**Requirements**
Restate the full set of records exactly, word for word.

#####

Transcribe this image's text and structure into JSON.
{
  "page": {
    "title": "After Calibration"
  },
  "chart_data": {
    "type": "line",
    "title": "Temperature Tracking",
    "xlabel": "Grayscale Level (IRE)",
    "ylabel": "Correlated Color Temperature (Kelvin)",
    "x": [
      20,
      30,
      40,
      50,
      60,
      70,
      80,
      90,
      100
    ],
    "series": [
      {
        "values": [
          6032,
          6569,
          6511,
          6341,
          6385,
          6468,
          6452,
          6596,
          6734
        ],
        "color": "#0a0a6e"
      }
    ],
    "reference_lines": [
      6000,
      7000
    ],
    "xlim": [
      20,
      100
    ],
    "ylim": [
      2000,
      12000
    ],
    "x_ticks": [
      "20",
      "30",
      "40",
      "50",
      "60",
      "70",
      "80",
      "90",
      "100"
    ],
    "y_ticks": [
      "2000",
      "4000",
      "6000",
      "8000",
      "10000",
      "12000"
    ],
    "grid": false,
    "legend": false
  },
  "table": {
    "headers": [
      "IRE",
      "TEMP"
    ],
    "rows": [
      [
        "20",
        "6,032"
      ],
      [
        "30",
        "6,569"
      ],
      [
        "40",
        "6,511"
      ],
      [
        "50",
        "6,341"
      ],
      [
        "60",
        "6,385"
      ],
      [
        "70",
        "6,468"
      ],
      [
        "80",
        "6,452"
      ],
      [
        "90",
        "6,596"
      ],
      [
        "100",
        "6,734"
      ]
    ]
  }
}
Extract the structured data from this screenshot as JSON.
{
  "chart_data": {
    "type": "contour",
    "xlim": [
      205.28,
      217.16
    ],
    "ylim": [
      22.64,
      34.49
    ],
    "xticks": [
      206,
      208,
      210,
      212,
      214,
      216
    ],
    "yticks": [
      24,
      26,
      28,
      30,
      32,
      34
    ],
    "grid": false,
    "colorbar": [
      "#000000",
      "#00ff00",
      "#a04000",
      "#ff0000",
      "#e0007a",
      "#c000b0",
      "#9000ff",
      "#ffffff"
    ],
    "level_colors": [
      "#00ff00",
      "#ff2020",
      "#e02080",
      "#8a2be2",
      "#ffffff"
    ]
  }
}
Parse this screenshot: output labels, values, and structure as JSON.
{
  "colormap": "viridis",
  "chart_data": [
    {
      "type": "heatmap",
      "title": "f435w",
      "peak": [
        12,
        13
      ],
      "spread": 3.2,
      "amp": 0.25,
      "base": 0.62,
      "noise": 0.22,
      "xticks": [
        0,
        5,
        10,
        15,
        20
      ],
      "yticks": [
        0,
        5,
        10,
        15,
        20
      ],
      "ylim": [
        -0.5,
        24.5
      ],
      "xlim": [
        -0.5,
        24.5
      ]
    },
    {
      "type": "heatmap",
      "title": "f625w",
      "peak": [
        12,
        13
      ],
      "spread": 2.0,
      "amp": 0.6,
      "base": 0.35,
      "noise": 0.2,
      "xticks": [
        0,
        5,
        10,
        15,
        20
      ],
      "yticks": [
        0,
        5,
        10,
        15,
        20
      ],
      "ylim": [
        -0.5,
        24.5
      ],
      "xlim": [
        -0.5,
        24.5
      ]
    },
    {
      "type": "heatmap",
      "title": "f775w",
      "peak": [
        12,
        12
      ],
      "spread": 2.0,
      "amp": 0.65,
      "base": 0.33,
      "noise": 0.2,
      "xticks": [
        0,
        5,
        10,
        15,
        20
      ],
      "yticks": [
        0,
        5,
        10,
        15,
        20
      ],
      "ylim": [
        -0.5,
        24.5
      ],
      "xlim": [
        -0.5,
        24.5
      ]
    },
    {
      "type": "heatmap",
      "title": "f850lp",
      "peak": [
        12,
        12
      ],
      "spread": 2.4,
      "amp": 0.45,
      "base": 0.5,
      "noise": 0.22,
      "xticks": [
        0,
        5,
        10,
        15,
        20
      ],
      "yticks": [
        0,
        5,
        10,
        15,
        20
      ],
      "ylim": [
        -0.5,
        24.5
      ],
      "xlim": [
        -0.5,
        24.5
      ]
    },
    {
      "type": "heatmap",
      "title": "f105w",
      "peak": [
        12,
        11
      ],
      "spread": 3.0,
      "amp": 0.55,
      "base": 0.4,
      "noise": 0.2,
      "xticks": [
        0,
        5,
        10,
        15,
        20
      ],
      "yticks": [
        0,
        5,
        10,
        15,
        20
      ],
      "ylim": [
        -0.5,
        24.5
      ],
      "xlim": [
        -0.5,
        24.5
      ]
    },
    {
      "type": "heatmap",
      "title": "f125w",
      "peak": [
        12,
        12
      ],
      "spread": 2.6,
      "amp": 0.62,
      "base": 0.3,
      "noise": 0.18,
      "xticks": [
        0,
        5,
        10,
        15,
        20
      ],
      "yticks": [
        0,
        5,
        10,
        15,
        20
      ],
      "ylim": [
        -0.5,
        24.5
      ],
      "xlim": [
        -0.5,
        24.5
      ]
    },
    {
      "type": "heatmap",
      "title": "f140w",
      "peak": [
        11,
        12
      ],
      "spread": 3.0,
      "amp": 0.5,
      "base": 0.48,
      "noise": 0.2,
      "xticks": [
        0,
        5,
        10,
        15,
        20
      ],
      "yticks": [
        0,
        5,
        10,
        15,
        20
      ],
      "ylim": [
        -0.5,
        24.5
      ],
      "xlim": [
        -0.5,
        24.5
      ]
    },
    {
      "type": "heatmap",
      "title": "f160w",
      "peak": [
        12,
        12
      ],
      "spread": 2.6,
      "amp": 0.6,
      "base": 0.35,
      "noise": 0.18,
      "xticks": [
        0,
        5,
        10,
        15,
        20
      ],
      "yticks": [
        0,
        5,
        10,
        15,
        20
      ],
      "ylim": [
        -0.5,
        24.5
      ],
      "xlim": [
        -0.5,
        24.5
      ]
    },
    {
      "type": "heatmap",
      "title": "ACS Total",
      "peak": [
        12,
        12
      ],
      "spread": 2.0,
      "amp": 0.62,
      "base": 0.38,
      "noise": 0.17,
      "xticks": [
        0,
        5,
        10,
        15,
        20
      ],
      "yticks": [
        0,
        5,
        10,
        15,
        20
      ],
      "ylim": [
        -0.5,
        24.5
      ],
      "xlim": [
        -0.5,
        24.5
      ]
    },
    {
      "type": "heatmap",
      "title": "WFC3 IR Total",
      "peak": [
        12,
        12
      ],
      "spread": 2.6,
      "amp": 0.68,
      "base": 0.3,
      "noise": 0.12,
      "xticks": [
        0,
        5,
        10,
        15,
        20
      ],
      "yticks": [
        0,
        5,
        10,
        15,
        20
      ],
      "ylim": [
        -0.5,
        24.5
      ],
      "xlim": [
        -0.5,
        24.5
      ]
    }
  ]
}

#####

**Problem solution**
Transcribe this image's text and structure into JSON.
{
  "page": {
    "title": "After Calibration"
  },
  "chart_data": {
    "type": "line",
    "title": "Temperature Tracking",
    "xlabel": "Grayscale Level (IRE)",
    "ylabel": "Correlated Color Temperature (Kelvin)",
    "x": [
      20,
      30,
      40,
      50,
      60,
      70,
      80,
      90,
      100
    ],
    "series": [
      {
        "values": [
          6032,
          6569,
          6511,
          6341,
          6385,
          6468,
          6452,
          6596,
          6734
        ],
        "color": "#0a0a6e"
      }
    ],
    "reference_lines": [
      6000,
      7000
    ],
    "xlim": [
      20,
      100
    ],
    "ylim": [
      2000,
      12000
    ],
    "x_ticks": [
      "20",
      "30",
      "40",
      "50",
      "60",
      "70",
      "80",
      "90",
      "100"
    ],
    "y_ticks": [
      "2000",
      "4000",
      "6000",
      "8000",
      "10000",
      "12000"
    ],
    "grid": false,
    "legend": false
  },
  "table": {
    "headers": [
      "IRE",
      "TEMP"
    ],
    "rows": [
      [
        "20",
        "6,032"
      ],
      [
        "30",
        "6,569"
      ],
      [
        "40",
        "6,511"
      ],
      [
        "50",
        "6,341"
      ],
      [
        "60",
        "6,385"
      ],
      [
        "70",
        "6,468"
      ],
      [
        "80",
        "6,452"
      ],
      [
        "90",
        "6,596"
      ],
      [
        "100",
        "6,734"
      ]
    ]
  }
}
Extract the structured data from this screenshot as JSON.
{
  "chart_data": {
    "type": "contour",
    "xlim": [
      205.28,
      217.16
    ],
    "ylim": [
      22.64,
      34.49
    ],
    "xticks": [
      206,
      208,
      210,
      212,
      214,
      216
    ],
    "yticks": [
      24,
      26,
      28,
      30,
      32,
      34
    ],
    "grid": false,
    "colorbar": [
      "#000000",
      "#00ff00",
      "#a04000",
      "#ff0000",
      "#e0007a",
      "#c000b0",
      "#9000ff",
      "#ffffff"
    ],
    "level_colors": [
      "#00ff00",
      "#ff2020",
      "#e02080",
      "#8a2be2",
      "#ffffff"
    ]
  }
}
Parse this screenshot: output labels, values, and structure as JSON.
{
  "colormap": "viridis",
  "chart_data": [
    {
      "type": "heatmap",
      "title": "f435w",
      "peak": [
        12,
        13
      ],
      "spread": 3.2,
      "amp": 0.25,
      "base": 0.62,
      "noise": 0.22,
      "xticks": [
        0,
        5,
        10,
        15,
        20
      ],
      "yticks": [
        0,
        5,
        10,
        15,
        20
      ],
      "ylim": [
        -0.5,
        24.5
      ],
      "xlim": [
        -0.5,
        24.5
      ]
    },
    {
      "type": "heatmap",
      "title": "f625w",
      "peak": [
        12,
        13
      ],
      "spread": 2.0,
      "amp": 0.6,
      "base": 0.35,
      "noise": 0.2,
      "xticks": [
        0,
        5,
        10,
        15,
        20
      ],
      "yticks": [
        0,
        5,
        10,
        15,
        20
      ],
      "ylim": [
        -0.5,
        24.5
      ],
      "xlim": [
        -0.5,
        24.5
      ]
    },
    {
      "type": "heatmap",
      "title": "f775w",
      "peak": [
        12,
        12
      ],
      "spread": 2.0,
      "amp": 0.65,
      "base": 0.33,
      "noise": 0.2,
      "xticks": [
        0,
        5,
        10,
        15,
        20
      ],
      "yticks": [
        0,
        5,
        10,
        15,
        20
      ],
      "ylim": [
        -0.5,
        24.5
      ],
      "xlim": [
        -0.5,
        24.5
      ]
    },
    {
      "type": "heatmap",
      "title": "f850lp",
      "peak": [
        12,
        12
      ],
      "spread": 2.4,
      "amp": 0.45,
      "base": 0.5,
      "noise": 0.22,
      "xticks": [
        0,
        5,
        10,
        15,
        20
      ],
      "yticks": [
        0,
        5,
        10,
        15,
        20
      ],
      "ylim": [
        -0.5,
        24.5
      ],
      "xlim": [
        -0.5,
        24.5
      ]
    },
    {
      "type": "heatmap",
      "title": "f105w",
      "peak": [
        12,
        11
      ],
      "spread": 3.0,
      "amp": 0.55,
      "base": 0.4,
      "noise": 0.2,
      "xticks": [
        0,
        5,
        10,
        15,
        20
      ],
      "yticks": [
        0,
        5,
        10,
        15,
        20
      ],
      "ylim": [
        -0.5,
        24.5
      ],
      "xlim": [
        -0.5,
        24.5
      ]
    },
    {
      "type": "heatmap",
      "title": "f125w",
      "peak": [
        12,
        12
      ],
      "spread": 2.6,
      "amp": 0.62,
      "base": 0.3,
      "noise": 0.18,
      "xticks": [
        0,
        5,
        10,
        15,
        20
      ],
      "yticks": [
        0,
        5,
        10,
        15,
        20
      ],
      "ylim": [
        -0.5,
        24.5
      ],
      "xlim": [
        -0.5,
        24.5
      ]
    },
    {
      "type": "heatmap",
      "title": "f140w",
      "peak": [
        11,
        12
      ],
      "spread": 3.0,
      "amp": 0.5,
      "base": 0.48,
      "noise": 0.2,
      "xticks": [
        0,
        5,
        10,
        15,
        20
      ],
      "yticks": [
        0,
        5,
        10,
        15,
        20
      ],
      "ylim": [
        -0.5,
        24.5
      ],
      "xlim": [
        -0.5,
        24.5
      ]
    },
    {
      "type": "heatmap",
      "title": "f160w",
      "peak": [
        12,
        12
      ],
      "spread": 2.6,
      "amp": 0.6,
      "base": 0.35,
      "noise": 0.18,
      "xticks": [
        0,
        5,
        10,
        15,
        20
      ],
      "yticks": [
        0,
        5,
        10,
        15,
        20
      ],
      "ylim": [
        -0.5,
        24.5
      ],
      "xlim": [
        -0.5,
        24.5
      ]
    },
    {
      "type": "heatmap",
      "title": "ACS Total",
      "peak": [
        12,
        12
      ],
      "spread": 2.0,
      "amp": 0.62,
      "base": 0.38,
      "noise": 0.17,
      "xticks": [
        0,
        5,
        10,
        15,
        20
      ],
      "yticks": [
        0,
        5,
        10,
        15,
        20
      ],
      "ylim": [
        -0.5,
        24.5
      ],
      "xlim": [
        -0.5,
        24.5
      ]
    },
    {
      "type": "heatmap",
      "title": "WFC3 IR Total",
      "peak": [
        12,
        12
      ],
      "spread": 2.6,
      "amp": 0.68,
      "base": 0.3,
      "noise": 0.12,
      "xticks": [
        0,
        5,
        10,
        15,
        20
      ],
      "yticks": [
        0,
        5,
        10,
        15,
        20
      ],
      "ylim": [
        -0.5,
        24.5
      ],
      "xlim": [
        -0.5,
        24.5
      ]
    }
  ]
}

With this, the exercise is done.